**EXERCISE**
Could every line of the data be printed exactly as it reads?
*** RECORDS SHOWN ***
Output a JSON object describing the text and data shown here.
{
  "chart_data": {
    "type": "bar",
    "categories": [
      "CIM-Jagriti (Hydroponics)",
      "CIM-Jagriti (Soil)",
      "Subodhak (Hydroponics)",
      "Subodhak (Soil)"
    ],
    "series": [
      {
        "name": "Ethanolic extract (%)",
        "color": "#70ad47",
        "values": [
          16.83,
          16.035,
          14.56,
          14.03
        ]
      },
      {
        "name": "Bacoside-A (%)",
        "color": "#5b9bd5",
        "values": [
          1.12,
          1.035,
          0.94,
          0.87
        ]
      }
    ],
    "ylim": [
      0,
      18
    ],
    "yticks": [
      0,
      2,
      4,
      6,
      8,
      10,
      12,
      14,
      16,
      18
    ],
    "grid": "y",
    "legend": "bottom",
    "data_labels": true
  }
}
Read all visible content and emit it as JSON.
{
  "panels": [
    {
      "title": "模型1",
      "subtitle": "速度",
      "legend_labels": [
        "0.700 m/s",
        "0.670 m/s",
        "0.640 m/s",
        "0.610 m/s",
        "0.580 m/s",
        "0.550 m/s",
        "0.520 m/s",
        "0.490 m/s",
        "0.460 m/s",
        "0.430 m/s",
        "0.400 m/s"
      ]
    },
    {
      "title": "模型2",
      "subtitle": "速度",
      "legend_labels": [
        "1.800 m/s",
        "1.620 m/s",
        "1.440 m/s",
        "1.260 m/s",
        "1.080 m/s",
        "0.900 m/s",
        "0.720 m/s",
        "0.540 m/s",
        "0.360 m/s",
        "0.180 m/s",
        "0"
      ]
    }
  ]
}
***
**THE REPLY**
Output a JSON object describing the text and data shown here.
{
  "chart_data": {
    "type": "bar",
    "categories": [
      "CIM-Jagriti (Hydroponics)",
      "CIM-Jagriti (Soil)",
      "Subodhak (Hydroponics)",
      "Subodhak (Soil)"
    ],
    "series": [
      {
        "name": "Ethanolic extract (%)",
        "color": "#70ad47",
        "values": [
          16.83,
          16.035,
          14.56,
          14.03
        ]
      },
      {
        "name": "Bacoside-A (%)",
        "color": "#5b9bd5",
        "values": [
          1.12,
          1.035,
          0.94,
          0.87
        ]
      }
    ],
    "ylim": [
      0,
      18
    ],
    "yticks": [
      0,
      2,
      4,
      6,
      8,
      10,
      12,
      14,
      16,
      18
    ],
    "grid": "y",
    "legend": "bottom",
    "data_labels": true
  }
}
Read all visible content and emit it as JSON.
{
  "panels": [
    {
      "title": "模型1",
      "subtitle": "速度",
      "legend_labels": [
        "0.700 m/s",
        "0.670 m/s",
        "0.640 m/s",
        "0.610 m/s",
        "0.580 m/s",
        "0.550 m/s",
        "0.520 m/s",
        "0.490 m/s",
        "0.460 m/s",
        "0.430 m/s",
        "0.400 m/s"
      ]
    },
    {
      "title": "模型2",
      "subtitle": "速度",
      "legend_labels": [
        "1.800 m/s",
        "1.620 m/s",
        "1.440 m/s",
        "1.260 m/s",
        "1.080 m/s",
        "0.900 m/s",
        "0.720 m/s",
        "0.540 m/s",
        "0.360 m/s",
        "0.180 m/s",
        "0"
      ]
    }
  ]
}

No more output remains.